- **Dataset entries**
+--

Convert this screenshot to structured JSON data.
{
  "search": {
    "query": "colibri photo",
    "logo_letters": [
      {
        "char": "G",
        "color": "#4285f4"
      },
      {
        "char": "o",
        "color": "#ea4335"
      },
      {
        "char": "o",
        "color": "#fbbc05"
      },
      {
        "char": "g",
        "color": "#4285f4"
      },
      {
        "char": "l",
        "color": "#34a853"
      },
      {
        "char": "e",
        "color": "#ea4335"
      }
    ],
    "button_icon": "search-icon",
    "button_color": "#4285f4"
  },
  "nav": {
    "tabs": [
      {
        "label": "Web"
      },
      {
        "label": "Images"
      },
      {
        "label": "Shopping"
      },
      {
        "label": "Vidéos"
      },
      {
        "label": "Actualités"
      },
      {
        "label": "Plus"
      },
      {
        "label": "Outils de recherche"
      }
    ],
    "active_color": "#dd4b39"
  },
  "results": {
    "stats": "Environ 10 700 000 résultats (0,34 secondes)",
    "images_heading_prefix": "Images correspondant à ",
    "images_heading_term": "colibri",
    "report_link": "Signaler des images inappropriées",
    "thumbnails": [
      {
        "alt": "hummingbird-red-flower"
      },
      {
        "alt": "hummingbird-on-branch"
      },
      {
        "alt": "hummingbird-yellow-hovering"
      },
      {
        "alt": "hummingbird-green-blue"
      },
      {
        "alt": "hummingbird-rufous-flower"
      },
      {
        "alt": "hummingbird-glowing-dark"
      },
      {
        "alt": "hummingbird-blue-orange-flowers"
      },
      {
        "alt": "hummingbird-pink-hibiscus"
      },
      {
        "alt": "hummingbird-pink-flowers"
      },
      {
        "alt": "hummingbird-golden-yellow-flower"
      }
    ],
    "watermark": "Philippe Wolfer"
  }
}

+--

- **Stated problem**
Copy the records above exactly.

- **Full output**
Convert this screenshot to structured JSON data.
{
  "search": {
    "query": "colibri photo",
    "logo_letters": [
      {
        "char": "G",
        "color": "#4285f4"
      },
      {
        "char": "o",
        "color": "#ea4335"
      },
      {
        "char": "o",
        "color": "#fbbc05"
      },
      {
        "char": "g",
        "color": "#4285f4"
      },
      {
        "char": "l",
        "color": "#34a853"
      },
      {
        "char": "e",
        "color": "#ea4335"
      }
    ],
    "button_icon": "search-icon",
    "button_color": "#4285f4"
  },
  "nav": {
    "tabs": [
      {
        "label": "Web"
      },
      {
        "label": "Images"
      },
      {
        "label": "Shopping"
      },
      {
        "label": "Vidéos"
      },
      {
        "label": "Actualités"
      },
      {
        "label": "Plus"
      },
      {
        "label": "Outils de recherche"
      }
    ],
    "active_color": "#dd4b39"
  },
  "results": {
    "stats": "Environ 10 700 000 résultats (0,34 secondes)",
    "images_heading_prefix": "Images correspondant à ",
    "images_heading_term": "colibri",
    "report_link": "Signaler des images inappropriées",
    "thumbnails": [
      {
        "alt": "hummingbird-red-flower"
      },
      {
        "alt": "hummingbird-on-branch"
      },
      {
        "alt": "hummingbird-yellow-hovering"
      },
      {
        "alt": "hummingbird-green-blue"
      },
      {
        "alt": "hummingbird-rufous-flower"
      },
      {
        "alt": "hummingbird-glowing-dark"
      },
      {
        "alt": "hummingbird-blue-orange-flowers"
      },
      {
        "alt": "hummingbird-pink-hibiscus"
      },
      {
        "alt": "hummingbird-pink-flowers"
      },
      {
        "alt": "hummingbird-golden-yellow-flower"
      }
    ],
    "watermark": "Philippe Wolfer"
  }
}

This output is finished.